Input for this task:

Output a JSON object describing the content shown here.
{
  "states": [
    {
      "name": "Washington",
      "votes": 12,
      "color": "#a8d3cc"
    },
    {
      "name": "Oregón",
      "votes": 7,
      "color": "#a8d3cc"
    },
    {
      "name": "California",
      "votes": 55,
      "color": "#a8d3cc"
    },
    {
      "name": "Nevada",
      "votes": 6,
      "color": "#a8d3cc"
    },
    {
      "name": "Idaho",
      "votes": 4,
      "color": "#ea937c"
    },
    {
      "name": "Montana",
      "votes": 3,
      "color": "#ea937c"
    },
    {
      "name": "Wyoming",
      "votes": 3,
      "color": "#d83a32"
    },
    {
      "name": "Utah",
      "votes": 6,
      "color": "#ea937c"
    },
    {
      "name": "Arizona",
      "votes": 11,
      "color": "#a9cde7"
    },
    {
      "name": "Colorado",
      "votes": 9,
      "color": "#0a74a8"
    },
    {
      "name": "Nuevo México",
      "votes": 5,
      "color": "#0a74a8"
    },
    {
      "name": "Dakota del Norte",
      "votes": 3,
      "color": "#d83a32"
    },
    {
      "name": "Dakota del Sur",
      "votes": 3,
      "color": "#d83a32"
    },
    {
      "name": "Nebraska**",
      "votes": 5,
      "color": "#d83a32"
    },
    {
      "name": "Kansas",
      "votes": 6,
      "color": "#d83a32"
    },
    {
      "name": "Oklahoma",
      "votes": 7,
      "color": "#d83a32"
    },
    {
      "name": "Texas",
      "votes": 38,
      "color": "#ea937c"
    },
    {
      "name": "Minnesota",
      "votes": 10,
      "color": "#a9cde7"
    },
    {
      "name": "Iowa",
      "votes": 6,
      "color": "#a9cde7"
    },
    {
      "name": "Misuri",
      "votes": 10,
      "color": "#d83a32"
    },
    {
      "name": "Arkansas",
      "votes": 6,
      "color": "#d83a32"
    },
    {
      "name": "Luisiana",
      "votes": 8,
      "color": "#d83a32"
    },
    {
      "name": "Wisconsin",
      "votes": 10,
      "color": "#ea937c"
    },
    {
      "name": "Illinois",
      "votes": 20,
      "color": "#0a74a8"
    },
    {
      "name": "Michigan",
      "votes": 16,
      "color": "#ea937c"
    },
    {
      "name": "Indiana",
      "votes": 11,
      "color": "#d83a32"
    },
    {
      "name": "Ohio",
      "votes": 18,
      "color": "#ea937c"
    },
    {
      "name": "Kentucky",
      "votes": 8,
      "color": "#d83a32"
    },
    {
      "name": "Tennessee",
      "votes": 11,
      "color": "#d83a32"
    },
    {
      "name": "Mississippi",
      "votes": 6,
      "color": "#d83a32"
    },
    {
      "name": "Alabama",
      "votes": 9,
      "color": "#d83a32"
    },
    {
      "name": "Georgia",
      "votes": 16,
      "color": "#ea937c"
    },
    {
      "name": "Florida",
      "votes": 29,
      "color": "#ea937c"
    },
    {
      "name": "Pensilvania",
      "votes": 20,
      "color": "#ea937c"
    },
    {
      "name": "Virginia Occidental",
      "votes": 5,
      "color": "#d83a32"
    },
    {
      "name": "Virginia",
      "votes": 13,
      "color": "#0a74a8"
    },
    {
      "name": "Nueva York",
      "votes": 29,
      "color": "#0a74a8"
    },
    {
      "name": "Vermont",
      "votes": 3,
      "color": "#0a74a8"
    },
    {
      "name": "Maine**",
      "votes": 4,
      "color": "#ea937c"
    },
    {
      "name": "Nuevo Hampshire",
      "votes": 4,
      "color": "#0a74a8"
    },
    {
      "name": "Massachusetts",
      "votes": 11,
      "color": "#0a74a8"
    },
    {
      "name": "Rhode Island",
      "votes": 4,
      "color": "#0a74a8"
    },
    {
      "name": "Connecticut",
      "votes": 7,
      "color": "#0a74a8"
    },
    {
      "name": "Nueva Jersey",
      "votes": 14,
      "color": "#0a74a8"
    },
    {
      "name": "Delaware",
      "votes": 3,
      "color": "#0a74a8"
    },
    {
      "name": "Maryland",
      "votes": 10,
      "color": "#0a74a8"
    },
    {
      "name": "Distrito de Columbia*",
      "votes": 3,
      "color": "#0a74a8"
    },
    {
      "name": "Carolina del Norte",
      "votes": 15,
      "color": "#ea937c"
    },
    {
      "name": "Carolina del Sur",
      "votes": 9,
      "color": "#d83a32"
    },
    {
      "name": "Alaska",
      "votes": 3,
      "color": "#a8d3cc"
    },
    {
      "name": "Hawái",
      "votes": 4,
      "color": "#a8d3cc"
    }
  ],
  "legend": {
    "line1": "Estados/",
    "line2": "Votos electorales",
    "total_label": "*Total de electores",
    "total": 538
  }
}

To do: Collect each line of the entries that has the word "Virginia", copying it in full.

Reply to the task:
      "name": "Virginia Occidental",
      "name": "Virginia",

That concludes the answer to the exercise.